В воздухе опять запахло паленым. Ничего уже месяц целый не делаю. Погода все не устанавливается. Все поздняя осень, деревья черные, небо низкое. Из первого снега больные лепили баб, бабы быстро оплыли. Теперь вместо них лужи.

Порядочных мыслей в голове нет. Все, что Вы говорите о «Камушкине»[23], - правильно.

Знаете, у меня к критике странное отношение. Мне кажется, что сам я все знаю о слабых вещах в моем писании. Знаю больше, чем кто-либо другой в мире. Когда я заканчиваю писать, то мне так противно все сделанное, так видны все прорехи, так легко в них ткнуть пальцем, что кажется, весь мир это видит. Но сделать с этими недостатками я ничего не могу. Не хватает таланта и сил. Сложившийся материал уже не поддается исправлению. Понимаете?

Вероятно, надо копить опыт. Мало пишем. Ваши замечания о «Камушкине» равны моим. Сейчас я все читал письма Чехова и рядом с его способностью к работе — все знакомые мне писатели пишут очень мало и в очень узком диапазоне. Диапазон определенных типов и социальных явлений, которые повторяются из произведения в произведение.

Это, конечно, связано еще и с тем, что социального анализа мы боимся; классовых типов, которые сейчас очень взаимно проникли, мы тоже боимся. Т. о. типичность характеров весьма относительна и чаще всего связана только с очередным политическим моментом в жизни общества (внешним).

Отсюда, я думаю, и слабость романов. Рассказ, и главным образом — аморфная, короткая повесть — получается сейчас лучше. Очень заметно это на Тендрякове.

### [ВХОДНЫЕ ДАННЫЕ]
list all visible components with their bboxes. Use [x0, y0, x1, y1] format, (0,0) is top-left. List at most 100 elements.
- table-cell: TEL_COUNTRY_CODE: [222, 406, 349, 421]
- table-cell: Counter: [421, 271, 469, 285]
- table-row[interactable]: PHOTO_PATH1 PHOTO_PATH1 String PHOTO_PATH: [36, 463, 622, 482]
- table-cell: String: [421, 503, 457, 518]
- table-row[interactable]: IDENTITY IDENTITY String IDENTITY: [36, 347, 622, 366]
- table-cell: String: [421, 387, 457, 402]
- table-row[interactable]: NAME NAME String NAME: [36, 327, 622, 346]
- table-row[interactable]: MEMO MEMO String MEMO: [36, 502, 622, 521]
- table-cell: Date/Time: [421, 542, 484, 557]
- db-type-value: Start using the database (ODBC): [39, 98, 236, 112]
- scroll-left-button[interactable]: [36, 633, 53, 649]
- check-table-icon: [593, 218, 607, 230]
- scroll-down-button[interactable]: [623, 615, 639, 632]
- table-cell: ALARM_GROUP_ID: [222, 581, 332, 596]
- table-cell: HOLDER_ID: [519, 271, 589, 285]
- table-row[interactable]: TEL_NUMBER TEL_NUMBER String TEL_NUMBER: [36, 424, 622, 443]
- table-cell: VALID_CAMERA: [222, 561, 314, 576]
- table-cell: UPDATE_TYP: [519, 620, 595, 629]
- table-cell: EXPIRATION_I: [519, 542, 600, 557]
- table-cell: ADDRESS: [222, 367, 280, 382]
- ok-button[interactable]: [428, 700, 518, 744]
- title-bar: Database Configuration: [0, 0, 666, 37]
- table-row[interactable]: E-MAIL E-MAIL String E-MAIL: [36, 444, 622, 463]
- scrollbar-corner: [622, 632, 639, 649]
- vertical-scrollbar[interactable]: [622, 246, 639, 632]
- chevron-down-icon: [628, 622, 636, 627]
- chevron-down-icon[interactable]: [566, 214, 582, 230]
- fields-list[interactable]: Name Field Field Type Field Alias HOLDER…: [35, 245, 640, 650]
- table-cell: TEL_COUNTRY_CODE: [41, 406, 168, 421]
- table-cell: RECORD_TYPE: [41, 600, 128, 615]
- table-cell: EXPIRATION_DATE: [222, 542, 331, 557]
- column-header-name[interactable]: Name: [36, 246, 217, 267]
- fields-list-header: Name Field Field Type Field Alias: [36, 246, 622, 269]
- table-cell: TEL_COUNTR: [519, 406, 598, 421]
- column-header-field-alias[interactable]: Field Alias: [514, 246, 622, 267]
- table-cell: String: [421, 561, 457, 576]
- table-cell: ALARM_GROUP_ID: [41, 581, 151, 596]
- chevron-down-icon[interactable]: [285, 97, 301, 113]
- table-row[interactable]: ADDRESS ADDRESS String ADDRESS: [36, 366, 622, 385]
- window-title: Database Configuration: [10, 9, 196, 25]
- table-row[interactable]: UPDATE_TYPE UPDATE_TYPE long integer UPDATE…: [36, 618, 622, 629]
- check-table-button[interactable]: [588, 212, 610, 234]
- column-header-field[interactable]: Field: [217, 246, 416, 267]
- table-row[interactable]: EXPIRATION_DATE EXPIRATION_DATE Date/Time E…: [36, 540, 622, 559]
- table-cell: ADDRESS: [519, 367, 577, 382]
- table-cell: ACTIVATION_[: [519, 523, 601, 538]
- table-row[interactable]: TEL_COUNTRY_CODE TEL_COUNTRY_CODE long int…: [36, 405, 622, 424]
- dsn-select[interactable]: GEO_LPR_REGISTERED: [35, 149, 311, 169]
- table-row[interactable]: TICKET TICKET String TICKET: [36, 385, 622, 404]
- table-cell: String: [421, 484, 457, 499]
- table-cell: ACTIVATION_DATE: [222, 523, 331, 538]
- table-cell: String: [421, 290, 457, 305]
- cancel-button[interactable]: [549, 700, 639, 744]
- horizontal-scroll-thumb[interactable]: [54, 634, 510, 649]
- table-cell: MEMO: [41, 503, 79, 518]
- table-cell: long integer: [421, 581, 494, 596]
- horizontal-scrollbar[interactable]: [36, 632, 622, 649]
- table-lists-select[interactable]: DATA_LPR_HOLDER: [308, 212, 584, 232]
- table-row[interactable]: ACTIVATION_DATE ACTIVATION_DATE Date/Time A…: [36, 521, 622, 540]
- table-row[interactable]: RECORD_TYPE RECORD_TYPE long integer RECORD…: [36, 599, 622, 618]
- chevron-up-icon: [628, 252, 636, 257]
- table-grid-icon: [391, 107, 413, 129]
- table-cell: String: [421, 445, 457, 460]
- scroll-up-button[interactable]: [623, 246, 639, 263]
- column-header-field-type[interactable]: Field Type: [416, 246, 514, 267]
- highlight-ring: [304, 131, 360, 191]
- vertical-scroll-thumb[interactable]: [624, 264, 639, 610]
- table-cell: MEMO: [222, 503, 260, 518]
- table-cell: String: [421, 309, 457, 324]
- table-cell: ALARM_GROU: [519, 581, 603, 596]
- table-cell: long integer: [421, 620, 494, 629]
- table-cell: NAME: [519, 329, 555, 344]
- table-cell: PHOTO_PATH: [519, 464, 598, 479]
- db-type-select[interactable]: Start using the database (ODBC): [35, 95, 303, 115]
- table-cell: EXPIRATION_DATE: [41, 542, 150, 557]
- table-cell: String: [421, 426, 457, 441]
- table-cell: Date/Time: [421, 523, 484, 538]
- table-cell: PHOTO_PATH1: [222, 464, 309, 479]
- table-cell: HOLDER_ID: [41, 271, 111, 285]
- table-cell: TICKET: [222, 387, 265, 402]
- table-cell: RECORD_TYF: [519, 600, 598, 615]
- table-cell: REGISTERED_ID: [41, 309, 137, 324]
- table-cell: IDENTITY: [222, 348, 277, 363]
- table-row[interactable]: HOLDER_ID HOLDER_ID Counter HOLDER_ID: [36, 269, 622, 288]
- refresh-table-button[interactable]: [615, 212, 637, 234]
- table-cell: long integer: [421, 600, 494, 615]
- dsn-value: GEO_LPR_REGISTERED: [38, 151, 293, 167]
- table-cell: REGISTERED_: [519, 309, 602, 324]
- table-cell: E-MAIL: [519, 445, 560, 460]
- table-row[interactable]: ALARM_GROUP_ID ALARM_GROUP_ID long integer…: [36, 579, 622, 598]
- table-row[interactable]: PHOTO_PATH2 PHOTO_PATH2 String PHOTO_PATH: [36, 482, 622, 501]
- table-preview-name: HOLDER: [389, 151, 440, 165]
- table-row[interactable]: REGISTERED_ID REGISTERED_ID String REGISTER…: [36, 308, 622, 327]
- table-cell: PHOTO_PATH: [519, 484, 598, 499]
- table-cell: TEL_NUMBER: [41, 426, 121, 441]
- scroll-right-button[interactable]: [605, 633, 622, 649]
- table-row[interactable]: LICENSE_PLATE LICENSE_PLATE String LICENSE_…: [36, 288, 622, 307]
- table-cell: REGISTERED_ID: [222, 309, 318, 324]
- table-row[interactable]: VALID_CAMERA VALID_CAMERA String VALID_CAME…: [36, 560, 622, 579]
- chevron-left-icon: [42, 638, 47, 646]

### [ЗАДАНИЯ]
a) Что, согласно отрывку, больные лепили из первого снега?
b) Перепишите без изменений строки листинга, начиная с самого начала листинга и заканчивая строкой, в которой есть «- table-cell: UPDATE_TYP: [519, 620, 595, 629]», включая её.

### [ОТВЕТЫ]
a) Баб.

b)
list all visible components with their bboxes. Use [x0, y0, x1, y1] format, (0,0) is top-left. List at most 100 elements.
- table-cell: TEL_COUNTRY_CODE: [222, 406, 349, 421]
- table-cell: Counter: [421, 271, 469, 285]
- table-row[interactable]: PHOTO_PATH1 PHOTO_PATH1 String PHOTO_PATH: [36, 463, 622, 482]
- table-cell: String: [421, 503, 457, 518]
- table-row[interactable]: IDENTITY IDENTITY String IDENTITY: [36, 347, 622, 366]
- table-cell: String: [421, 387, 457, 402]
- table-row[interactable]: NAME NAME String NAME: [36, 327, 622, 346]
- table-row[interactable]: MEMO MEMO String MEMO: [36, 502, 622, 521]
- table-cell: Date/Time: [421, 542, 484, 557]
- db-type-value: Start using the database (ODBC): [39, 98, 236, 112]
- scroll-left-button[interactable]: [36, 633, 53, 649]
- check-table-icon: [593, 218, 607, 230]
- scroll-down-button[interactable]: [623, 615, 639, 632]
- table-cell: ALARM_GROUP_ID: [222, 581, 332, 596]
- table-cell: HOLDER_ID: [519, 271, 589, 285]
- table-row[interactable]: TEL_NUMBER TEL_NUMBER String TEL_NUMBER: [36, 424, 622, 443]
- table-cell: VALID_CAMERA: [222, 561, 314, 576]
- table-cell: UPDATE_TYP: [519, 620, 595, 629]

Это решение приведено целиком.